◆ YOUR OBJECTIVE ◆
The records that follow are to be transcribed in full, without their images.

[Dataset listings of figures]

==*==

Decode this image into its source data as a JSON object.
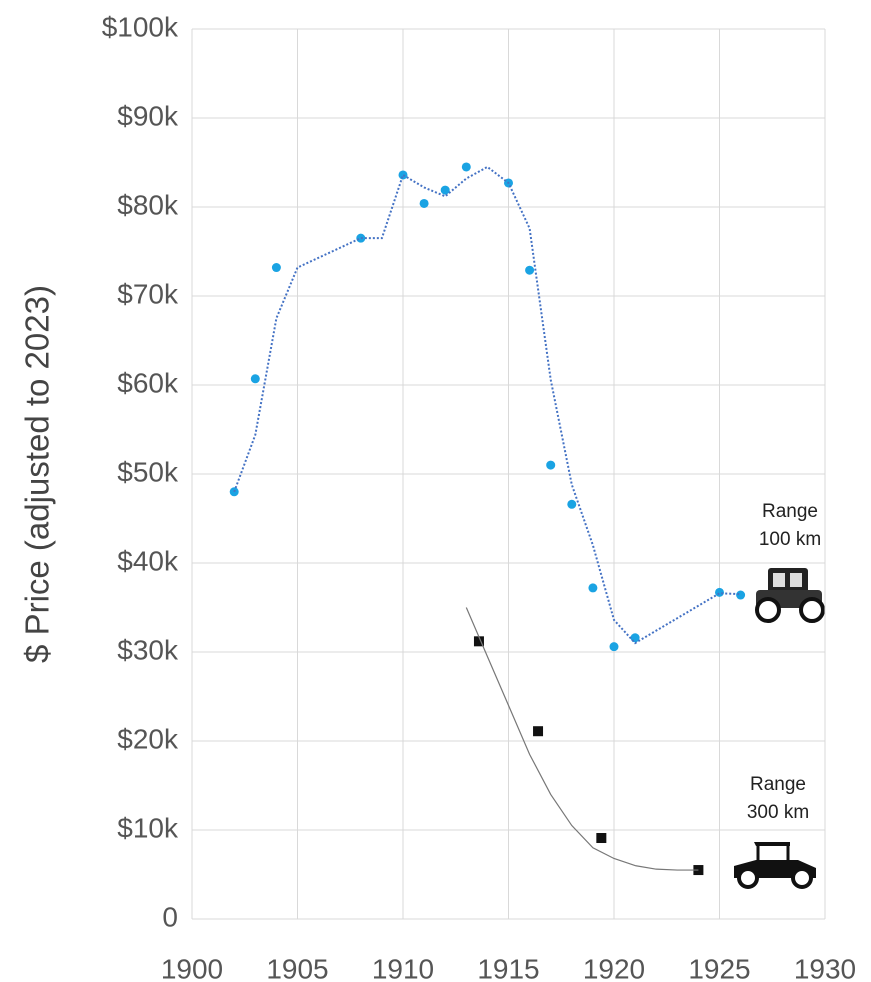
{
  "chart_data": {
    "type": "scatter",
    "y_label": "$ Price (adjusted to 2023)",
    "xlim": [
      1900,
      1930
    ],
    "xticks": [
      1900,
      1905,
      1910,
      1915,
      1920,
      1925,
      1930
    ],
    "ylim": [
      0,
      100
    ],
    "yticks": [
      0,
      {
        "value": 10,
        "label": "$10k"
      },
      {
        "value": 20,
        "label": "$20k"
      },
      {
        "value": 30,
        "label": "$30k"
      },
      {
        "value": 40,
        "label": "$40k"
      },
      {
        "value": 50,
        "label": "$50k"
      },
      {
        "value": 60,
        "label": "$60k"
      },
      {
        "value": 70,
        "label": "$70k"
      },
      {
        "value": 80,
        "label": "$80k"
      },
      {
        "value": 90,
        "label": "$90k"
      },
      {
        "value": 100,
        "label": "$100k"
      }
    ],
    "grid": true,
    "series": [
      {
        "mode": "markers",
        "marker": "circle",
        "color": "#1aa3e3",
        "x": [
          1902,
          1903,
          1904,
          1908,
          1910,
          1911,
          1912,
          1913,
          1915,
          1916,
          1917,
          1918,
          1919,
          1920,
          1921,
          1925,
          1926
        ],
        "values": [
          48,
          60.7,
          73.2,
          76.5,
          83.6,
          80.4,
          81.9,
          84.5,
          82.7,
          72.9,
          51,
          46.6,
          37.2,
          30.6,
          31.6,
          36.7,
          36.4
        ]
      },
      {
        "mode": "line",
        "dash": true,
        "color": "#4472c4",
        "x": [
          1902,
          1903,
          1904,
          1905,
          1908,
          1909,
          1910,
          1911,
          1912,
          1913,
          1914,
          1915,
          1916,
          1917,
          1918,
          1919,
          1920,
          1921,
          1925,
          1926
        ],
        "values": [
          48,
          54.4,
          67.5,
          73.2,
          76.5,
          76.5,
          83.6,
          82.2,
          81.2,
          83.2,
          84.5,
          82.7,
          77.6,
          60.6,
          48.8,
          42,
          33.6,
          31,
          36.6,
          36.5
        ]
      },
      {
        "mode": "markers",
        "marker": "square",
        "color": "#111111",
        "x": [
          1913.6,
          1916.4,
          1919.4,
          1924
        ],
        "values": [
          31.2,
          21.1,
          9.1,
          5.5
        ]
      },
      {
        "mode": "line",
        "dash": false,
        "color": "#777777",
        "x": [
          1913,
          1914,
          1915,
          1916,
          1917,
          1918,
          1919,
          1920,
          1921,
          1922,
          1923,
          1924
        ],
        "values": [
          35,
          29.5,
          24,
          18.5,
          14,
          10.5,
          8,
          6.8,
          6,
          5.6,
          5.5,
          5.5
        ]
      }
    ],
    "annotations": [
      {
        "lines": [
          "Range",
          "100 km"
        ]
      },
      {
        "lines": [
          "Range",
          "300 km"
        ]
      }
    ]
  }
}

==*==

◆ COMPLETED TASK ◆
Decode this image into its source data as a JSON object.
{
  "chart_data": {
    "type": "scatter",
    "y_label": "$ Price (adjusted to 2023)",
    "xlim": [
      1900,
      1930
    ],
    "xticks": [
      1900,
      1905,
      1910,
      1915,
      1920,
      1925,
      1930
    ],
    "ylim": [
      0,
      100
    ],
    "yticks": [
      0,
      {
        "value": 10,
        "label": "$10k"
      },
      {
        "value": 20,
        "label": "$20k"
      },
      {
        "value": 30,
        "label": "$30k"
      },
      {
        "value": 40,
        "label": "$40k"
      },
      {
        "value": 50,
        "label": "$50k"
      },
      {
        "value": 60,
        "label": "$60k"
      },
      {
        "value": 70,
        "label": "$70k"
      },
      {
        "value": 80,
        "label": "$80k"
      },
      {
        "value": 90,
        "label": "$90k"
      },
      {
        "value": 100,
        "label": "$100k"
      }
    ],
    "grid": true,
    "series": [
      {
        "mode": "markers",
        "marker": "circle",
        "color": "#1aa3e3",
        "x": [
          1902,
          1903,
          1904,
          1908,
          1910,
          1911,
          1912,
          1913,
          1915,
          1916,
          1917,
          1918,
          1919,
          1920,
          1921,
          1925,
          1926
        ],
        "values": [
          48,
          60.7,
          73.2,
          76.5,
          83.6,
          80.4,
          81.9,
          84.5,
          82.7,
          72.9,
          51,
          46.6,
          37.2,
          30.6,
          31.6,
          36.7,
          36.4
        ]
      },
      {
        "mode": "line",
        "dash": true,
        "color": "#4472c4",
        "x": [
          1902,
          1903,
          1904,
          1905,
          1908,
          1909,
          1910,
          1911,
          1912,
          1913,
          1914,
          1915,
          1916,
          1917,
          1918,
          1919,
          1920,
          1921,
          1925,
          1926
        ],
        "values": [
          48,
          54.4,
          67.5,
          73.2,
          76.5,
          76.5,
          83.6,
          82.2,
          81.2,
          83.2,
          84.5,
          82.7,
          77.6,
          60.6,
          48.8,
          42,
          33.6,
          31,
          36.6,
          36.5
        ]
      },
      {
        "mode": "markers",
        "marker": "square",
        "color": "#111111",
        "x": [
          1913.6,
          1916.4,
          1919.4,
          1924
        ],
        "values": [
          31.2,
          21.1,
          9.1,
          5.5
        ]
      },
      {
        "mode": "line",
        "dash": false,
        "color": "#777777",
        "x": [
          1913,
          1914,
          1915,
          1916,
          1917,
          1918,
          1919,
          1920,
          1921,
          1922,
          1923,
          1924
        ],
        "values": [
          35,
          29.5,
          24,
          18.5,
          14,
          10.5,
          8,
          6.8,
          6,
          5.6,
          5.5,
          5.5
        ]
      }
    ],
    "annotations": [
      {
        "lines": [
          "Range",
          "100 km"
        ]
      },
      {
        "lines": [
          "Range",
          "300 km"
        ]
      }
    ]
  }
}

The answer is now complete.